**** DATA LINES ****

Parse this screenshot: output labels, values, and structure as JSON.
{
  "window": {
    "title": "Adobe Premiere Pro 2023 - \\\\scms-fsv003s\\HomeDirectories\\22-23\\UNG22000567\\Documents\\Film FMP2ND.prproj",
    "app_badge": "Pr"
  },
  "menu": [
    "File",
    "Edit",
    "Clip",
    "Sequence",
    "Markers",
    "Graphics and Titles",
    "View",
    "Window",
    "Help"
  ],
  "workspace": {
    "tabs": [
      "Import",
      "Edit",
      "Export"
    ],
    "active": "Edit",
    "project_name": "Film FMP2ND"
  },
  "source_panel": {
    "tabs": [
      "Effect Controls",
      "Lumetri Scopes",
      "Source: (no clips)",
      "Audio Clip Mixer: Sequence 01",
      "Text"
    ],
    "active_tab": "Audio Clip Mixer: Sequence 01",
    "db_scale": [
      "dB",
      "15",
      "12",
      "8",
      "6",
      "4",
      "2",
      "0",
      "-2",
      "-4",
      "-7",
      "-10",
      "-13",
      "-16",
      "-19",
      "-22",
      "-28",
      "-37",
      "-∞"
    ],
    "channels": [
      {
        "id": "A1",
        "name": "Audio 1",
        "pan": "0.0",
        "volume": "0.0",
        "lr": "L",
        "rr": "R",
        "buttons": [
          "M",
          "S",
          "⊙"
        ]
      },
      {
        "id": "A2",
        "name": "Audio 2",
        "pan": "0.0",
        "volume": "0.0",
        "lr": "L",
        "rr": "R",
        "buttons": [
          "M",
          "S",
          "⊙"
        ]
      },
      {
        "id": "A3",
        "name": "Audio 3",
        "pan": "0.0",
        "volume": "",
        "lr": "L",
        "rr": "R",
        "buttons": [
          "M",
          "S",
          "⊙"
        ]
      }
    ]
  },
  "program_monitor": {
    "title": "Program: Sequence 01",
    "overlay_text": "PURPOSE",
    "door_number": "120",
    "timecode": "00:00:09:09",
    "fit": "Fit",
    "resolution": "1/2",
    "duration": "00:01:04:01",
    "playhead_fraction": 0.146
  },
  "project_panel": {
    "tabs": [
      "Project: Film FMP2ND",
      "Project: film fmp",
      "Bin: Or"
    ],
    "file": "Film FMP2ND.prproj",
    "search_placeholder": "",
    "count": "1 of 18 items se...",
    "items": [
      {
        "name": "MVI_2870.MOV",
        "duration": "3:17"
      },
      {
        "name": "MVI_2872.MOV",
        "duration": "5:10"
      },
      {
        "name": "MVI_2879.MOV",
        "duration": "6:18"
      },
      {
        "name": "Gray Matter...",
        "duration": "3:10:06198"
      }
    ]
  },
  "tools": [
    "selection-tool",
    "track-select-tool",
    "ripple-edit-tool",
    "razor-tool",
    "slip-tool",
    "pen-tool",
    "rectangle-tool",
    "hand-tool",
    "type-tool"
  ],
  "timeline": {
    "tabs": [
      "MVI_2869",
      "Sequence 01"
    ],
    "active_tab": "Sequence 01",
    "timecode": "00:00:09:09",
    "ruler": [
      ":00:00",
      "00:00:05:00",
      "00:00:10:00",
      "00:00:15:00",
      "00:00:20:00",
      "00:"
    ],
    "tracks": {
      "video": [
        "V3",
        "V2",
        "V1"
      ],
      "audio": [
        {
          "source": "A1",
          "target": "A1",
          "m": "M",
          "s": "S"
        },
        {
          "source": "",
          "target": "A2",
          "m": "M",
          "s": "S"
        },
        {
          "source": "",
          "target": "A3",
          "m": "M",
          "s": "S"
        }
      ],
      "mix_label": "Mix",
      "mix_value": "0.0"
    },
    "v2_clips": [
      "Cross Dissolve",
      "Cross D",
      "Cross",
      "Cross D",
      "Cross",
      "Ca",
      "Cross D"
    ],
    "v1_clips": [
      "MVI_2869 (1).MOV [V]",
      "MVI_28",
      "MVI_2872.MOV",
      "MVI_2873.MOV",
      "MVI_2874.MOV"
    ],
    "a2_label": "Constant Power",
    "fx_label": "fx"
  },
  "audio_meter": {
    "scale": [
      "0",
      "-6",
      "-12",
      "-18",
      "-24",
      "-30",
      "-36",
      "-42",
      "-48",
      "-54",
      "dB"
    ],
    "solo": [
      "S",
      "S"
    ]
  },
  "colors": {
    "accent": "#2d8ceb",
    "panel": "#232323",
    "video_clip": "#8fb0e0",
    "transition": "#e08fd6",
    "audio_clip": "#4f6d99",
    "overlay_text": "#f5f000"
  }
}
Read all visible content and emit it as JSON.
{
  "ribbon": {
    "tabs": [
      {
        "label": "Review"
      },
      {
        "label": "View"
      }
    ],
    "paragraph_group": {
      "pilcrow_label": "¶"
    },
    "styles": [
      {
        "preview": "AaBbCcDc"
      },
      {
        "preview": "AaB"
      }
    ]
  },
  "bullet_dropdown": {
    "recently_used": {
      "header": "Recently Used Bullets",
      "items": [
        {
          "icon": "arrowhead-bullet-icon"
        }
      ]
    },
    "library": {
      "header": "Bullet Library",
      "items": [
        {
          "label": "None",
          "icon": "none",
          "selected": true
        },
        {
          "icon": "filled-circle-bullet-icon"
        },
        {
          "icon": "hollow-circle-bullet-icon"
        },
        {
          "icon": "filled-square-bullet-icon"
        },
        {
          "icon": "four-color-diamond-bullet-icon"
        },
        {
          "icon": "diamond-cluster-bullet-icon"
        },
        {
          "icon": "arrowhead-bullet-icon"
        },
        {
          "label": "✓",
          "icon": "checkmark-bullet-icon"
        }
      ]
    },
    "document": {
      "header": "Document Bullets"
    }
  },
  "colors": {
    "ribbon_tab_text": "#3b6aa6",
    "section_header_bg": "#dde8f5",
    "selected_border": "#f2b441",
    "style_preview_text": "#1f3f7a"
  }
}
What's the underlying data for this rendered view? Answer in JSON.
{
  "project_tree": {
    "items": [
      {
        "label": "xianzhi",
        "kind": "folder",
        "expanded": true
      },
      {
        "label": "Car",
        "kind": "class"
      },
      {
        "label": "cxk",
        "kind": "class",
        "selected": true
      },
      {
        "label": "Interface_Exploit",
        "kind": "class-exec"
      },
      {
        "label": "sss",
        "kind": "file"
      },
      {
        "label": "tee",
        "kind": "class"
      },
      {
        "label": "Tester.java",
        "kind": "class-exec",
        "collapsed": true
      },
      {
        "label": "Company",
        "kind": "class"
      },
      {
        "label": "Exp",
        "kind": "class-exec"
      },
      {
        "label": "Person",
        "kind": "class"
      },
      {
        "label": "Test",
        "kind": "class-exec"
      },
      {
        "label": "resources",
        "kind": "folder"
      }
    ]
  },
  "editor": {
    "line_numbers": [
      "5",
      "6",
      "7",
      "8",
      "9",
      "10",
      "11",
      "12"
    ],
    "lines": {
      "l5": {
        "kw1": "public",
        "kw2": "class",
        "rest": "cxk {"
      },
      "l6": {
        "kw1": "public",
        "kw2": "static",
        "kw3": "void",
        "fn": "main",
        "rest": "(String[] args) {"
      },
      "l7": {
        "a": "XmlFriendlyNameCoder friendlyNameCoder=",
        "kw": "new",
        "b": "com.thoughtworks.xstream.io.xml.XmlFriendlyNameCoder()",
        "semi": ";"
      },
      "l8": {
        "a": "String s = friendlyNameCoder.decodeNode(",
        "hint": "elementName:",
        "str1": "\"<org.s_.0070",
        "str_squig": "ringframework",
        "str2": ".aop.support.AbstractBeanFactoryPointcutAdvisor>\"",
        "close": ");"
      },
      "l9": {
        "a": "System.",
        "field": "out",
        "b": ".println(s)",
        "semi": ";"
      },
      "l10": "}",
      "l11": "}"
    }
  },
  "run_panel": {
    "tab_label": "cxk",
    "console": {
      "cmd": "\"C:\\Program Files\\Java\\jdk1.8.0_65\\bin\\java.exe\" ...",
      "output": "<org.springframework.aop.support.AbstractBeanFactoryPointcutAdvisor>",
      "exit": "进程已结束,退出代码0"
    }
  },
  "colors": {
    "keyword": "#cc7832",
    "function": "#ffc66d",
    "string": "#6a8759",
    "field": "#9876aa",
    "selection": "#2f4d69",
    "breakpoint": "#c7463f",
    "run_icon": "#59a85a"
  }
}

****

◆ PROBLEM DETAILS ◆
Go through the listing above and list every line that has the word "duration".

◆ SOLUTION TO THE EXERCISE ◆
    "duration": "00:01:04:01",
        "duration": "3:17"
        "duration": "5:10"
        "duration": "6:18"
        "duration": "3:10:06198"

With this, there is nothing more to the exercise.